* [Problem description] The data below must be copied in full and without any change.

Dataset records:

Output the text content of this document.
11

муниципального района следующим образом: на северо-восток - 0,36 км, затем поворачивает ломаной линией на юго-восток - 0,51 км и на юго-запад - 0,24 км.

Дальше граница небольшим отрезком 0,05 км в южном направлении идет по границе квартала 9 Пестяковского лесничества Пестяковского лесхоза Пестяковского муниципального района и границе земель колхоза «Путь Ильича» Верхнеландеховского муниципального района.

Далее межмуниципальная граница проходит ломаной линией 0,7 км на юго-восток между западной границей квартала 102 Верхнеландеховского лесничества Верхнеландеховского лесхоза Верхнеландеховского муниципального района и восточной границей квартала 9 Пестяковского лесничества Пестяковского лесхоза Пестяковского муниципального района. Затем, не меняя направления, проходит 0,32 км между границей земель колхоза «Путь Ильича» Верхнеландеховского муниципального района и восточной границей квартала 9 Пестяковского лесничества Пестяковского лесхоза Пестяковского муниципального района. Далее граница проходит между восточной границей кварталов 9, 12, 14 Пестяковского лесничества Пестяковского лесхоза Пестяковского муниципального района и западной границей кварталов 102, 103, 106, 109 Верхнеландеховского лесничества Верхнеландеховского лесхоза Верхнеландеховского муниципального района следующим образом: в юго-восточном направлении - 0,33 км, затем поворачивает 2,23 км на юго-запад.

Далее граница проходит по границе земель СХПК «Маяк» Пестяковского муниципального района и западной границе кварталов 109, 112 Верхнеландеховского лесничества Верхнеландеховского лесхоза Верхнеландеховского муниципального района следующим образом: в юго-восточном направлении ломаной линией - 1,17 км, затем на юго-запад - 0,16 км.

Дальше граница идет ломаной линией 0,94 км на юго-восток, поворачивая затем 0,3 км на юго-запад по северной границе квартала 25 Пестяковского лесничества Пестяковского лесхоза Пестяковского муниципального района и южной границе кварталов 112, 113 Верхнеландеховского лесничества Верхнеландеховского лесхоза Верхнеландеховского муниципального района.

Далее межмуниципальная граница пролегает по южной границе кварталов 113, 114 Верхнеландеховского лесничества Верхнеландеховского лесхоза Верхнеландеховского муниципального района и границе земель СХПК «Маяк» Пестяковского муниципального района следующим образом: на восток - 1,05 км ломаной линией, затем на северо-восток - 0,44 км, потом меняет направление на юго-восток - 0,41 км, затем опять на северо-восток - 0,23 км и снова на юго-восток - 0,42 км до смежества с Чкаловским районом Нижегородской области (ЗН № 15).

* [Task solution]
Output the text content of this document.
11

муниципального района следующим образом: на северо-восток - 0,36 км, затем поворачивает ломаной линией на юго-восток - 0,51 км и на юго-запад - 0,24 км.

Дальше граница небольшим отрезком 0,05 км в южном направлении идет по границе квартала 9 Пестяковского лесничества Пестяковского лесхоза Пестяковского муниципального района и границе земель колхоза «Путь Ильича» Верхнеландеховского муниципального района.

Далее межмуниципальная граница проходит ломаной линией 0,7 км на юго-восток между западной границей квартала 102 Верхнеландеховского лесничества Верхнеландеховского лесхоза Верхнеландеховского муниципального района и восточной границей квартала 9 Пестяковского лесничества Пестяковского лесхоза Пестяковского муниципального района. Затем, не меняя направления, проходит 0,32 км между границей земель колхоза «Путь Ильича» Верхнеландеховского муниципального района и восточной границей квартала 9 Пестяковского лесничества Пестяковского лесхоза Пестяковского муниципального района. Далее граница проходит между восточной границей кварталов 9, 12, 14 Пестяковского лесничества Пестяковского лесхоза Пестяковского муниципального района и западной границей кварталов 102, 103, 106, 109 Верхнеландеховского лесничества Верхнеландеховского лесхоза Верхнеландеховского муниципального района следующим образом: в юго-восточном направлении - 0,33 км, затем поворачивает 2,23 км на юго-запад.

Далее граница проходит по границе земель СХПК «Маяк» Пестяковского муниципального района и западной границе кварталов 109, 112 Верхнеландеховского лесничества Верхнеландеховского лесхоза Верхнеландеховского муниципального района следующим образом: в юго-восточном направлении ломаной линией - 1,17 км, затем на юго-запад - 0,16 км.

Дальше граница идет ломаной линией 0,94 км на юго-восток, поворачивая затем 0,3 км на юго-запад по северной границе квартала 25 Пестяковского лесничества Пестяковского лесхоза Пестяковского муниципального района и южной границе кварталов 112, 113 Верхнеландеховского лесничества Верхнеландеховского лесхоза Верхнеландеховского муниципального района.

Далее межмуниципальная граница пролегает по южной границе кварталов 113, 114 Верхнеландеховского лесничества Верхнеландеховского лесхоза Верхнеландеховского муниципального района и границе земель СХПК «Маяк» Пестяковского муниципального района следующим образом: на восток - 1,05 км ломаной линией, затем на северо-восток - 0,44 км, потом меняет направление на юго-восток - 0,41 км, затем опять на северо-восток - 0,23 км и снова на юго-восток - 0,42 км до смежества с Чкаловским районом Нижегородской области (ЗН № 15).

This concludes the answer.